• [Exercise] Gather every line of the material that contains the string "strip". Case counts.

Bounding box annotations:
--
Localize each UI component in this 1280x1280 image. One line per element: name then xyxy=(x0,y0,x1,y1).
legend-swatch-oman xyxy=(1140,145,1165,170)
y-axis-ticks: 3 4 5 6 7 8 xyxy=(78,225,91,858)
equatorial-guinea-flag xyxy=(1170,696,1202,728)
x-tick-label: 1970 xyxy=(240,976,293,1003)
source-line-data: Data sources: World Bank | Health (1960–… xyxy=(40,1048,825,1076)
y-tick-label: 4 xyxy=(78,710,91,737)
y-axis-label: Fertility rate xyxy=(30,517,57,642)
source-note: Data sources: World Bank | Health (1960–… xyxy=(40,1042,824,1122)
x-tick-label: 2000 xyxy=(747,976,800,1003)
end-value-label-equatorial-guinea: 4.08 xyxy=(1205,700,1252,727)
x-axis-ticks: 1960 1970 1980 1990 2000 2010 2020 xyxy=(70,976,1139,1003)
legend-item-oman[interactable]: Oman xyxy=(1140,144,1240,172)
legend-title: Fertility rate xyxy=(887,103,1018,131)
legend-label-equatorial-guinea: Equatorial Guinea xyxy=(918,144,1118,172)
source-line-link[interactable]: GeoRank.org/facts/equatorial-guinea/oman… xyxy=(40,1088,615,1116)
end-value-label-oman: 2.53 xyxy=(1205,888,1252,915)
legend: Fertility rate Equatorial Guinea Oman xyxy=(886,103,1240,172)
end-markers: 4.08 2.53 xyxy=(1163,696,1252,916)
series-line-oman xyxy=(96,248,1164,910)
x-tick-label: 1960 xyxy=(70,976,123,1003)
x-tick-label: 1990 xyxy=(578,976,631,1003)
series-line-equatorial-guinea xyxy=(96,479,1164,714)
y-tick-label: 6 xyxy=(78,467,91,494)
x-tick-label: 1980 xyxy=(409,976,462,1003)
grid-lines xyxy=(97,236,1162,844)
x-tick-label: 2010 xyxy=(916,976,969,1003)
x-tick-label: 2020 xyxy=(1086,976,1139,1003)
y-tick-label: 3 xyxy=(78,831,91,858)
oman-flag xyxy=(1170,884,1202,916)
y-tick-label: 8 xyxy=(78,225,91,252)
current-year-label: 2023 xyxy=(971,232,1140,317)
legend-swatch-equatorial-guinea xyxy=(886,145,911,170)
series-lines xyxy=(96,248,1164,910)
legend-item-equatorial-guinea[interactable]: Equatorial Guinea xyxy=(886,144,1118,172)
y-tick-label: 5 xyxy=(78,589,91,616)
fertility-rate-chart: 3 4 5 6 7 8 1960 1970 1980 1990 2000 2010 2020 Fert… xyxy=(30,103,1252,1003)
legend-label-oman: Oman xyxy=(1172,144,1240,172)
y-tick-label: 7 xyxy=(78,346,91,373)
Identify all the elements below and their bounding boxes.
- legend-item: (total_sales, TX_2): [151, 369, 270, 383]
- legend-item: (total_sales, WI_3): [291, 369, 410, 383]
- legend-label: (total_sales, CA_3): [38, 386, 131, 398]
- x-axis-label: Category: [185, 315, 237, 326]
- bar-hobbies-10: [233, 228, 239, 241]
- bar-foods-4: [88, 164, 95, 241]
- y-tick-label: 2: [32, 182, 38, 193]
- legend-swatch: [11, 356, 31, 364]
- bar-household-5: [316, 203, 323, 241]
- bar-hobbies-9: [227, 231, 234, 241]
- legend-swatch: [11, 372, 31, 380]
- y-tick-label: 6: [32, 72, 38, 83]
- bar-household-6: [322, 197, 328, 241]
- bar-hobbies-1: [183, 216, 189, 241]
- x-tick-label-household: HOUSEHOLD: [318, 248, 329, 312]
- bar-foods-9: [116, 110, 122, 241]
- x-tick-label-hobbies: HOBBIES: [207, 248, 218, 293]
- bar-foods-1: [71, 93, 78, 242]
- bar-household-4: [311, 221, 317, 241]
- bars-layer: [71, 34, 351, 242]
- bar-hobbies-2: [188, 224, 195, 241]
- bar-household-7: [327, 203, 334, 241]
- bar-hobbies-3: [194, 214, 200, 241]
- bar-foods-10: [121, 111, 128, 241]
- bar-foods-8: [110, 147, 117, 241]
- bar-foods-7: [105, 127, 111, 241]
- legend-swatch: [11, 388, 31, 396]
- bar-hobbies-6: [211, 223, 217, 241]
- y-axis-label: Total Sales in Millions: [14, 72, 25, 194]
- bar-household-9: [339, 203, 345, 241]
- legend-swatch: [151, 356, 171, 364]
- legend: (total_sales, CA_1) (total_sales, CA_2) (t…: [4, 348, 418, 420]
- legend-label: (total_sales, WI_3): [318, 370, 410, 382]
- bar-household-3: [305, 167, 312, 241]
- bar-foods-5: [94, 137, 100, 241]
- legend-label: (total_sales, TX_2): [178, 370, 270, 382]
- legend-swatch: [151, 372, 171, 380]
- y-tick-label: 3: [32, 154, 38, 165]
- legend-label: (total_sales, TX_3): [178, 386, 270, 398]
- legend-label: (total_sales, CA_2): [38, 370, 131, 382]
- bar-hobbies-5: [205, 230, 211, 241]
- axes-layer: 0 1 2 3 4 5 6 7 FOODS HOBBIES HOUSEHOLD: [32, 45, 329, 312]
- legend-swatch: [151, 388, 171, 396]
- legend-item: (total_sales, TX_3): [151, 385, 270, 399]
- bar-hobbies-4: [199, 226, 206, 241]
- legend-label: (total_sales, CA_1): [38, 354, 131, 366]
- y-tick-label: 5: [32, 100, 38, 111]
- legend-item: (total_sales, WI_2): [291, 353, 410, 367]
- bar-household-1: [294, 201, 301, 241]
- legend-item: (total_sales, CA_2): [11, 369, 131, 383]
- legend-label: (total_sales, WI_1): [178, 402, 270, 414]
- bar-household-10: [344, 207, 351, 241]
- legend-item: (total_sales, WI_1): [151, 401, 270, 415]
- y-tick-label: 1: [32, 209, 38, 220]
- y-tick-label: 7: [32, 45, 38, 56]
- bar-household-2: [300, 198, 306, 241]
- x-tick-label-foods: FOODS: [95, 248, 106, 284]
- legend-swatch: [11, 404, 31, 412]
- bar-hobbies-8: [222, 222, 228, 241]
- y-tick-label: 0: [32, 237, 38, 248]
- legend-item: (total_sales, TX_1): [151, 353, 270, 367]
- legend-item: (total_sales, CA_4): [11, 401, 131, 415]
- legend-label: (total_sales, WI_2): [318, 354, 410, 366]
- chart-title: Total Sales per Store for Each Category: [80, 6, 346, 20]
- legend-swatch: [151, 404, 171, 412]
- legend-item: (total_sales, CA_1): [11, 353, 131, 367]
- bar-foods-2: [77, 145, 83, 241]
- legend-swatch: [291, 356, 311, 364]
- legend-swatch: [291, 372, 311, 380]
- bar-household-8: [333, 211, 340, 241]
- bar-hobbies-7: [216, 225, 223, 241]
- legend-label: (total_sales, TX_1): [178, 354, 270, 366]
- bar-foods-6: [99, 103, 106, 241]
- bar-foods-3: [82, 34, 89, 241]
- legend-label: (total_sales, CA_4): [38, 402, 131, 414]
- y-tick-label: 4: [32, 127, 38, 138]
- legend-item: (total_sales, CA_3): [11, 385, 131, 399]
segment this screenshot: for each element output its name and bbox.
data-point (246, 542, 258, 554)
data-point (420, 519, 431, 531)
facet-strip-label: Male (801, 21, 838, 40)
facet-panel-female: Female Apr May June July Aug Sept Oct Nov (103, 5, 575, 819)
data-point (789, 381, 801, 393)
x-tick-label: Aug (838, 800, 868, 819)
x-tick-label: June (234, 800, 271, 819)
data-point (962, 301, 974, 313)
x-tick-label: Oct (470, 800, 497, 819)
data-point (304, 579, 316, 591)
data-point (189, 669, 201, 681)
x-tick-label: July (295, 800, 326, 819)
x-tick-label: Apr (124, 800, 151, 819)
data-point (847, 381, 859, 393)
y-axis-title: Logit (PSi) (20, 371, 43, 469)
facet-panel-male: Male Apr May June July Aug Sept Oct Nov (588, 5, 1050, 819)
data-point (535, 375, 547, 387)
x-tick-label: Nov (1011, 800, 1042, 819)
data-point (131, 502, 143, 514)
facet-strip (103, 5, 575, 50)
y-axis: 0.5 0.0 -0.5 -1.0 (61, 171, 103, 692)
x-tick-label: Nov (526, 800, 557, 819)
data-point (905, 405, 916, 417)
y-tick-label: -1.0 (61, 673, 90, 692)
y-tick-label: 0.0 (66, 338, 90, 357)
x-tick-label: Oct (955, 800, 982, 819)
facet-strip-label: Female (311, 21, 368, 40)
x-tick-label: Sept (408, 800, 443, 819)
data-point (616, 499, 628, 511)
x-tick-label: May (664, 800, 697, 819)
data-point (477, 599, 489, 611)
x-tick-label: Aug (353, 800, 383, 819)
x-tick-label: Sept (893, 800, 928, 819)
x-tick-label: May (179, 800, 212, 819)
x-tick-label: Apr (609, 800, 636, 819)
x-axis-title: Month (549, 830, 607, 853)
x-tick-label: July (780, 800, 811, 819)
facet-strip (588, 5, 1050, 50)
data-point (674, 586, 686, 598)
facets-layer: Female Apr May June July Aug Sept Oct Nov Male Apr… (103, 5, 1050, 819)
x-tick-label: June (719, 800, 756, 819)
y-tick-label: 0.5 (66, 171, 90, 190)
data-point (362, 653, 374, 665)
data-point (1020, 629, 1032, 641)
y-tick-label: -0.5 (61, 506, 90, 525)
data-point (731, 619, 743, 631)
--
• [Solution below]
facet-strip-label: Male (801, 21, 838, 40)
facet-strip (103, 5, 575, 50)
facet-strip-label: Female (311, 21, 368, 40)
facet-strip (588, 5, 1050, 50)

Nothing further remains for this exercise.